- WHAT IS NEEDED
Every record here should be printed again exactly.

** Start of RECORDED DATA **

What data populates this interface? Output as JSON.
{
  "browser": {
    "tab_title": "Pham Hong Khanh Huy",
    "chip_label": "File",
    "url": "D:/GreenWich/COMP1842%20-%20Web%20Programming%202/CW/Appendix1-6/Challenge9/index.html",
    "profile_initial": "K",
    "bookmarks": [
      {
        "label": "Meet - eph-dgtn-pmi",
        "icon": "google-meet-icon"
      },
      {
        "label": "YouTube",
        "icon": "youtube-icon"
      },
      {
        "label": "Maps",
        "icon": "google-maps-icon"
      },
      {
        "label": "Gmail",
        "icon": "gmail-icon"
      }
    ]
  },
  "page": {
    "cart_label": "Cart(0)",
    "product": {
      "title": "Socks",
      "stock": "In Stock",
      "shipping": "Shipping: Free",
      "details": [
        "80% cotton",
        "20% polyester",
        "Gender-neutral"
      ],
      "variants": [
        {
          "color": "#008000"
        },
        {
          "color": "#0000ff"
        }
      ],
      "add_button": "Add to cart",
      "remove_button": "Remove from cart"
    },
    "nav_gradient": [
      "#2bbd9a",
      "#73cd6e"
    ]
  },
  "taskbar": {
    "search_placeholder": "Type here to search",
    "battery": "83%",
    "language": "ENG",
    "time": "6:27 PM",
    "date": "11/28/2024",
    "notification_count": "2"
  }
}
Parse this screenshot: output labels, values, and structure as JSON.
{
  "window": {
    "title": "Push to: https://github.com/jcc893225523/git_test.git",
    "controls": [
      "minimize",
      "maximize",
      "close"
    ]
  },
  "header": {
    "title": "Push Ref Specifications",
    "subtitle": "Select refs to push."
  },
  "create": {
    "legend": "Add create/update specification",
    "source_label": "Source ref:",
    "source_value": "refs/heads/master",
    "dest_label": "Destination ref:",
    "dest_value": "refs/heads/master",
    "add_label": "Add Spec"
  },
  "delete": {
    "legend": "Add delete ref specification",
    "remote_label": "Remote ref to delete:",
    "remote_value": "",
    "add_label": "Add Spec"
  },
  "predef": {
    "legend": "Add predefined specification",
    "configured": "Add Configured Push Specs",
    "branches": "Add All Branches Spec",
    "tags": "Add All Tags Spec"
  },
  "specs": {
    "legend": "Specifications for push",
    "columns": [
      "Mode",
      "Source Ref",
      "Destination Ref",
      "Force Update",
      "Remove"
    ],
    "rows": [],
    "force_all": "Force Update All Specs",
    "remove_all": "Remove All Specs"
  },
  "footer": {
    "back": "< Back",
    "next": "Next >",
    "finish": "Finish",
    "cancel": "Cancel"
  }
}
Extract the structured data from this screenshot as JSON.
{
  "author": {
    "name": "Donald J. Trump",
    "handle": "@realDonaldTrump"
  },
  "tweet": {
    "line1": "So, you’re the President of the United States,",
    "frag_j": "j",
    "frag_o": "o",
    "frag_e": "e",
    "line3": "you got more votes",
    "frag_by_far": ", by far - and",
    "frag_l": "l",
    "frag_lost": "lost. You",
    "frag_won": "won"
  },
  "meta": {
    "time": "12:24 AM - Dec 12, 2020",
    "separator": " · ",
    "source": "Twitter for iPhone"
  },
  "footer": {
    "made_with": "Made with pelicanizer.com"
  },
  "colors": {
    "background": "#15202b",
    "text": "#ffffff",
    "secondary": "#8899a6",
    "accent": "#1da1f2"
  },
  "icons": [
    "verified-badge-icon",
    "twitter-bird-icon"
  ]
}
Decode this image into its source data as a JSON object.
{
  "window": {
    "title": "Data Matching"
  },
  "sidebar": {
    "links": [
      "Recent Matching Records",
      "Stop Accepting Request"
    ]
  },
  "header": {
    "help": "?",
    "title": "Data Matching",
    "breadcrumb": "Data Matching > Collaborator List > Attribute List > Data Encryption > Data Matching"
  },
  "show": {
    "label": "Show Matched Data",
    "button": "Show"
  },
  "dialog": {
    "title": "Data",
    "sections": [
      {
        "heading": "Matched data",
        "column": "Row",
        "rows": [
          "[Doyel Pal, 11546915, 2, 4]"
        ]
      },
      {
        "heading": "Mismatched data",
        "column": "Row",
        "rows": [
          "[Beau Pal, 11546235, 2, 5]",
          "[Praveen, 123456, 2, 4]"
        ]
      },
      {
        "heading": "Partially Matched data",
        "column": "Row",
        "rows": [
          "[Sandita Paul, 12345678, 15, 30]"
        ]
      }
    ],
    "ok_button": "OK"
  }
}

** End of RECORDED DATA **

- EXERCISE OUTPUT
What data populates this interface? Output as JSON.
{
  "browser": {
    "tab_title": "Pham Hong Khanh Huy",
    "chip_label": "File",
    "url": "D:/GreenWich/COMP1842%20-%20Web%20Programming%202/CW/Appendix1-6/Challenge9/index.html",
    "profile_initial": "K",
    "bookmarks": [
      {
        "label": "Meet - eph-dgtn-pmi",
        "icon": "google-meet-icon"
      },
      {
        "label": "YouTube",
        "icon": "youtube-icon"
      },
      {
        "label": "Maps",
        "icon": "google-maps-icon"
      },
      {
        "label": "Gmail",
        "icon": "gmail-icon"
      }
    ]
  },
  "page": {
    "cart_label": "Cart(0)",
    "product": {
      "title": "Socks",
      "stock": "In Stock",
      "shipping": "Shipping: Free",
      "details": [
        "80% cotton",
        "20% polyester",
        "Gender-neutral"
      ],
      "variants": [
        {
          "color": "#008000"
        },
        {
          "color": "#0000ff"
        }
      ],
      "add_button": "Add to cart",
      "remove_button": "Remove from cart"
    },
    "nav_gradient": [
      "#2bbd9a",
      "#73cd6e"
    ]
  },
  "taskbar": {
    "search_placeholder": "Type here to search",
    "battery": "83%",
    "language": "ENG",
    "time": "6:27 PM",
    "date": "11/28/2024",
    "notification_count": "2"
  }
}
Parse this screenshot: output labels, values, and structure as JSON.
{
  "window": {
    "title": "Push to: https://github.com/jcc893225523/git_test.git",
    "controls": [
      "minimize",
      "maximize",
      "close"
    ]
  },
  "header": {
    "title": "Push Ref Specifications",
    "subtitle": "Select refs to push."
  },
  "create": {
    "legend": "Add create/update specification",
    "source_label": "Source ref:",
    "source_value": "refs/heads/master",
    "dest_label": "Destination ref:",
    "dest_value": "refs/heads/master",
    "add_label": "Add Spec"
  },
  "delete": {
    "legend": "Add delete ref specification",
    "remote_label": "Remote ref to delete:",
    "remote_value": "",
    "add_label": "Add Spec"
  },
  "predef": {
    "legend": "Add predefined specification",
    "configured": "Add Configured Push Specs",
    "branches": "Add All Branches Spec",
    "tags": "Add All Tags Spec"
  },
  "specs": {
    "legend": "Specifications for push",
    "columns": [
      "Mode",
      "Source Ref",
      "Destination Ref",
      "Force Update",
      "Remove"
    ],
    "rows": [],
    "force_all": "Force Update All Specs",
    "remove_all": "Remove All Specs"
  },
  "footer": {
    "back": "< Back",
    "next": "Next >",
    "finish": "Finish",
    "cancel": "Cancel"
  }
}
Extract the structured data from this screenshot as JSON.
{
  "author": {
    "name": "Donald J. Trump",
    "handle": "@realDonaldTrump"
  },
  "tweet": {
    "line1": "So, you’re the President of the United States,",
    "frag_j": "j",
    "frag_o": "o",
    "frag_e": "e",
    "line3": "you got more votes",
    "frag_by_far": ", by far - and",
    "frag_l": "l",
    "frag_lost": "lost. You",
    "frag_won": "won"
  },
  "meta": {
    "time": "12:24 AM - Dec 12, 2020",
    "separator": " · ",
    "source": "Twitter for iPhone"
  },
  "footer": {
    "made_with": "Made with pelicanizer.com"
  },
  "colors": {
    "background": "#15202b",
    "text": "#ffffff",
    "secondary": "#8899a6",
    "accent": "#1da1f2"
  },
  "icons": [
    "verified-badge-icon",
    "twitter-bird-icon"
  ]
}
Decode this image into its source data as a JSON object.
{
  "window": {
    "title": "Data Matching"
  },
  "sidebar": {
    "links": [
      "Recent Matching Records",
      "Stop Accepting Request"
    ]
  },
  "header": {
    "help": "?",
    "title": "Data Matching",
    "breadcrumb": "Data Matching > Collaborator List > Attribute List > Data Encryption > Data Matching"
  },
  "show": {
    "label": "Show Matched Data",
    "button": "Show"
  },
  "dialog": {
    "title": "Data",
    "sections": [
      {
        "heading": "Matched data",
        "column": "Row",
        "rows": [
          "[Doyel Pal, 11546915, 2, 4]"
        ]
      },
      {
        "heading": "Mismatched data",
        "column": "Row",
        "rows": [
          "[Beau Pal, 11546235, 2, 5]",
          "[Praveen, 123456, 2, 4]"
        ]
      },
      {
        "heading": "Partially Matched data",
        "column": "Row",
        "rows": [
          "[Sandita Paul, 12345678, 15, 30]"
        ]
      }
    ],
    "ok_button": "OK"
  }
}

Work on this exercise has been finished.